> **EXERCISE BRIEF**
Below are some records. Say how many of their lines include the string "What", giving only the number.

> **SOURCE MATERIAL**

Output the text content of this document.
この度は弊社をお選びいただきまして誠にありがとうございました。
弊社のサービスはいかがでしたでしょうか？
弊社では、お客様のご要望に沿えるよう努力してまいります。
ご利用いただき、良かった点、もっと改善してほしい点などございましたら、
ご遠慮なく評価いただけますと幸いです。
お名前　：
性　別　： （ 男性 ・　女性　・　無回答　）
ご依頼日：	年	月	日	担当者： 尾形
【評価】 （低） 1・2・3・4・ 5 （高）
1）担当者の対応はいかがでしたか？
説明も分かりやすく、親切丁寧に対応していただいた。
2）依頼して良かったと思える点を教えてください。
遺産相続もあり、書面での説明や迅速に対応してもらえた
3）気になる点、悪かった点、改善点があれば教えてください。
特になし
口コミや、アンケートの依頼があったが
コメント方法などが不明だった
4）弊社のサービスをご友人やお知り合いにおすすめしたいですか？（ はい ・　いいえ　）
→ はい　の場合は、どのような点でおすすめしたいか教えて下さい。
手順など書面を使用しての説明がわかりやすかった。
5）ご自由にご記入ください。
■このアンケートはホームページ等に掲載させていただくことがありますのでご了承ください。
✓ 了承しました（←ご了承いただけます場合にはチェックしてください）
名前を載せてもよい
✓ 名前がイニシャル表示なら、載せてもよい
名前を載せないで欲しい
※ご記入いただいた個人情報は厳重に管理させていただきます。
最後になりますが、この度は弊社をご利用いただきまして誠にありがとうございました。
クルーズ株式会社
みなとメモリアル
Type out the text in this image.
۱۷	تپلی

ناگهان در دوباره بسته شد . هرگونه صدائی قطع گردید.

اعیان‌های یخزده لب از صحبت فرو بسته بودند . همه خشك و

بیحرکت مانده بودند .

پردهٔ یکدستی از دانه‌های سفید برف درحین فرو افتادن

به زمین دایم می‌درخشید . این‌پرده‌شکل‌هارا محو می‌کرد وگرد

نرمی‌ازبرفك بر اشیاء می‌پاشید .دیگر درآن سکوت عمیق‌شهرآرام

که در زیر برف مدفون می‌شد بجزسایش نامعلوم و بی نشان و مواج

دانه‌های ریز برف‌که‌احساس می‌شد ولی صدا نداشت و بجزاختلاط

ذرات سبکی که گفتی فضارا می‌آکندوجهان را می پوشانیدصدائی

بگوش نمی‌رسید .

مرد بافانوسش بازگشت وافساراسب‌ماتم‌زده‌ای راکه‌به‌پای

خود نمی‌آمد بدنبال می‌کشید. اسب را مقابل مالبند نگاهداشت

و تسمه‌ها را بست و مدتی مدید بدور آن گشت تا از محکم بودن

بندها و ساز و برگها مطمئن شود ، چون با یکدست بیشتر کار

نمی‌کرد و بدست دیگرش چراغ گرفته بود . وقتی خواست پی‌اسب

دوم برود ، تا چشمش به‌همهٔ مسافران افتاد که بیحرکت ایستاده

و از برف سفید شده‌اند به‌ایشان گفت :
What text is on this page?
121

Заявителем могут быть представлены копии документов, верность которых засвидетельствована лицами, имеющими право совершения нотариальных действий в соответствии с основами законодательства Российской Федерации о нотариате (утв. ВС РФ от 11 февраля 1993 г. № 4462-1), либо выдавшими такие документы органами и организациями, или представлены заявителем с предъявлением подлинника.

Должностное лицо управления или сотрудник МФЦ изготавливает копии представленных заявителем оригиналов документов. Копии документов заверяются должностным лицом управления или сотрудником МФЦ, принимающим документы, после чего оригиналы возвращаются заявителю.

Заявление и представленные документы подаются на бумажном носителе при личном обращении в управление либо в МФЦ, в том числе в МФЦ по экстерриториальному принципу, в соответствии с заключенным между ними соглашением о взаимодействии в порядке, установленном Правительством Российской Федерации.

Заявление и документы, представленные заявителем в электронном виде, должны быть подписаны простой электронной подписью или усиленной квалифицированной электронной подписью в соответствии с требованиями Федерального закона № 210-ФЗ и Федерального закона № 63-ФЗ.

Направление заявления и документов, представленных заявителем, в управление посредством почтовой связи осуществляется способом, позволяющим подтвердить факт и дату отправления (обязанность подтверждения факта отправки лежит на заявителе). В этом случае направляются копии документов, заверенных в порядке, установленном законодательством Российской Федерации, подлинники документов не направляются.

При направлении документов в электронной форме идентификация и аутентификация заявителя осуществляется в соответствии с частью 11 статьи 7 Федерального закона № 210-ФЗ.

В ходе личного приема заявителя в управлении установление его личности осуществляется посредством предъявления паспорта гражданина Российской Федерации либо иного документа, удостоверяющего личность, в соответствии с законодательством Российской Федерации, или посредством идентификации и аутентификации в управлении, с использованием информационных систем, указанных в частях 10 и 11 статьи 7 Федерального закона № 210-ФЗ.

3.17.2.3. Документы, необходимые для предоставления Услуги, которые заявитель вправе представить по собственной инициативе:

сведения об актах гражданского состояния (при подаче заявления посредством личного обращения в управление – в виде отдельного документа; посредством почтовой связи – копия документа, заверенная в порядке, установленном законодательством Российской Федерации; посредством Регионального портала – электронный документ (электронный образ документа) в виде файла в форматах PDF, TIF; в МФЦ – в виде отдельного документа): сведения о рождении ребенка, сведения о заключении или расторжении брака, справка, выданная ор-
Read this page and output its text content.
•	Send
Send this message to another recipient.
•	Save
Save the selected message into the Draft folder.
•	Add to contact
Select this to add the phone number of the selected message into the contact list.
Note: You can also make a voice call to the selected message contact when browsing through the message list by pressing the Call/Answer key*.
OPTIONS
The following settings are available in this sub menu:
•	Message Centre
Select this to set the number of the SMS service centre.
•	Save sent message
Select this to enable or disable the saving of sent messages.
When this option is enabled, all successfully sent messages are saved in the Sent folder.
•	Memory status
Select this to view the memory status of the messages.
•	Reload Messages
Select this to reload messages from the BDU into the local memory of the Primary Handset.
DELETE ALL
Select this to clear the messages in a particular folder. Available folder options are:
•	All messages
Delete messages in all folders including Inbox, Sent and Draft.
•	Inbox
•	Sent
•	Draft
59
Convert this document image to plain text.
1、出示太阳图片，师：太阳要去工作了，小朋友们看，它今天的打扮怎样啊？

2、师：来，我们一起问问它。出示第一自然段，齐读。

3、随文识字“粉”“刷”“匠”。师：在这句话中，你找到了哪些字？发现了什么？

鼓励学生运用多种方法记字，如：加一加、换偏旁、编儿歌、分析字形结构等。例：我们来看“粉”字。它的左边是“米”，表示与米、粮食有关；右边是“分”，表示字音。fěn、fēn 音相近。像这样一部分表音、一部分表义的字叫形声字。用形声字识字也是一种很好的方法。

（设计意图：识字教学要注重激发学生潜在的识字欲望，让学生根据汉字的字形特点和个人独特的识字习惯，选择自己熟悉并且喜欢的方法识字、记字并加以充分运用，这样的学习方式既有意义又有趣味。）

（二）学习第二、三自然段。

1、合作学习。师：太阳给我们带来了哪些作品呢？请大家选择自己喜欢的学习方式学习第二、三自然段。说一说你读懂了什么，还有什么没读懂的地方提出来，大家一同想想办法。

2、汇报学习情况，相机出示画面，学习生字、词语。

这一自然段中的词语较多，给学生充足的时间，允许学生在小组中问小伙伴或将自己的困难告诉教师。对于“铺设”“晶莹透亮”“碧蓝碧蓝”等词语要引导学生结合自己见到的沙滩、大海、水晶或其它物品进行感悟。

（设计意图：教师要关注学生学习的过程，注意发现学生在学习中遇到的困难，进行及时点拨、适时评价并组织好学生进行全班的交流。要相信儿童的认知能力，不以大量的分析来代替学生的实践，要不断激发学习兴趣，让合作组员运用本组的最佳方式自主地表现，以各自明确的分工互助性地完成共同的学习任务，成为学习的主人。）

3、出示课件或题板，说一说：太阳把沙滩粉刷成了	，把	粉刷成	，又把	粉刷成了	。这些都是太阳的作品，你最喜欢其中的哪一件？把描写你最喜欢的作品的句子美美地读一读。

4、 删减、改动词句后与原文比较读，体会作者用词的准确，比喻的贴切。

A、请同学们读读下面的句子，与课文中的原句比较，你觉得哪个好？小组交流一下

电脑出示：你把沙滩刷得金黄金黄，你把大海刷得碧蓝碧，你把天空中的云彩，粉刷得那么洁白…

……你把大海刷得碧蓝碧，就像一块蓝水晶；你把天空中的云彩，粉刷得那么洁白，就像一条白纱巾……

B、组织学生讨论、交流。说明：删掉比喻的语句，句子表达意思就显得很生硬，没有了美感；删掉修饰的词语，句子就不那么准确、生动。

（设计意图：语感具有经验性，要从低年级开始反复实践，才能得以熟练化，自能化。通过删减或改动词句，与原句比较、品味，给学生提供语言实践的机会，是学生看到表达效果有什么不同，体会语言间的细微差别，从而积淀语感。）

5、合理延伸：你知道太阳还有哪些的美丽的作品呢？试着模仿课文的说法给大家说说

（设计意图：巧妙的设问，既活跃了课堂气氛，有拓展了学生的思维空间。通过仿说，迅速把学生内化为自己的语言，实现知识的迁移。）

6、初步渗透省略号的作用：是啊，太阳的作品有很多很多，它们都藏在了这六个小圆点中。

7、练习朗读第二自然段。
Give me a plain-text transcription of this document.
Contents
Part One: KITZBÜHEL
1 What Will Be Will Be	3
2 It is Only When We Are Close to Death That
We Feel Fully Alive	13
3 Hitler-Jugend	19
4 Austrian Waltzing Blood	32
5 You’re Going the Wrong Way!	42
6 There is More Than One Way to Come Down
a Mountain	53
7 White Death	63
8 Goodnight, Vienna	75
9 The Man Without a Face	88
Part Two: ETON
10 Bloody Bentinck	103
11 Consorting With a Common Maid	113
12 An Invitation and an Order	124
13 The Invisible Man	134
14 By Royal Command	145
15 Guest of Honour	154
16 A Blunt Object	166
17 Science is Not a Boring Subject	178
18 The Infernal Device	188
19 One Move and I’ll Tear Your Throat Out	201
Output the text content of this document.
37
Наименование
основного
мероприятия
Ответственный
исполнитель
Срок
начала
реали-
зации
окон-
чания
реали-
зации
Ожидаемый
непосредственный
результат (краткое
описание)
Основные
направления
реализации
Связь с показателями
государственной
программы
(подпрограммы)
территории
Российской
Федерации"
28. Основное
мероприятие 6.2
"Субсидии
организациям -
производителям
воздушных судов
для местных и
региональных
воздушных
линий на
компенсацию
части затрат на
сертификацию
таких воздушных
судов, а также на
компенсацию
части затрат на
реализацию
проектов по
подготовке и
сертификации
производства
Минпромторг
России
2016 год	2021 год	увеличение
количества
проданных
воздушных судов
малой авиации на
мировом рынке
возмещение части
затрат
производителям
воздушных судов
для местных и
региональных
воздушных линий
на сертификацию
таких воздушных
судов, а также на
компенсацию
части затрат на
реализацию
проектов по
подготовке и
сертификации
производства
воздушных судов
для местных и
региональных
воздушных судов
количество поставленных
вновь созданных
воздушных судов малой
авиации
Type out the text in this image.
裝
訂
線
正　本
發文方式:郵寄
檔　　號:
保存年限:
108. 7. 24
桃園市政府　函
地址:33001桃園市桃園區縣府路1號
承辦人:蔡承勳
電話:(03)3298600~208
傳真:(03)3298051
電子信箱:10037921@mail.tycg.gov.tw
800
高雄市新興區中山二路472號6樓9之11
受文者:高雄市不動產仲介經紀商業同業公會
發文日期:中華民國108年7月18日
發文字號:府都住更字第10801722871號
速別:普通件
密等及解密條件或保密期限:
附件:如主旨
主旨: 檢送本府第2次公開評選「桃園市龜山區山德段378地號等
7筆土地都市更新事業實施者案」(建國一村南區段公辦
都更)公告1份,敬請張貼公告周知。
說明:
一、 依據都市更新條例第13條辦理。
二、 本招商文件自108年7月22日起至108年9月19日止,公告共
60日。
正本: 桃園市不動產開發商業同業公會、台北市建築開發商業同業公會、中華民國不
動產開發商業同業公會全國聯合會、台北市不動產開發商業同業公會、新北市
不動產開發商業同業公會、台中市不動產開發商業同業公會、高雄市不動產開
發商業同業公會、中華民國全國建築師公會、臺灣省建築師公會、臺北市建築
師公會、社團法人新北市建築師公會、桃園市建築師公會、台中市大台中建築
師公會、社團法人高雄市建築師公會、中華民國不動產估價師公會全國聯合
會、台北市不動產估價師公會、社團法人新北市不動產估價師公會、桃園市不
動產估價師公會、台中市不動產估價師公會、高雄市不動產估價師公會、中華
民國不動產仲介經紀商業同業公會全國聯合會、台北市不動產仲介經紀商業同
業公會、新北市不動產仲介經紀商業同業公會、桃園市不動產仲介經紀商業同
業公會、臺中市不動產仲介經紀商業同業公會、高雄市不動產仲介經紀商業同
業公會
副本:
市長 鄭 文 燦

> **EXERCISE RESPONSE**
2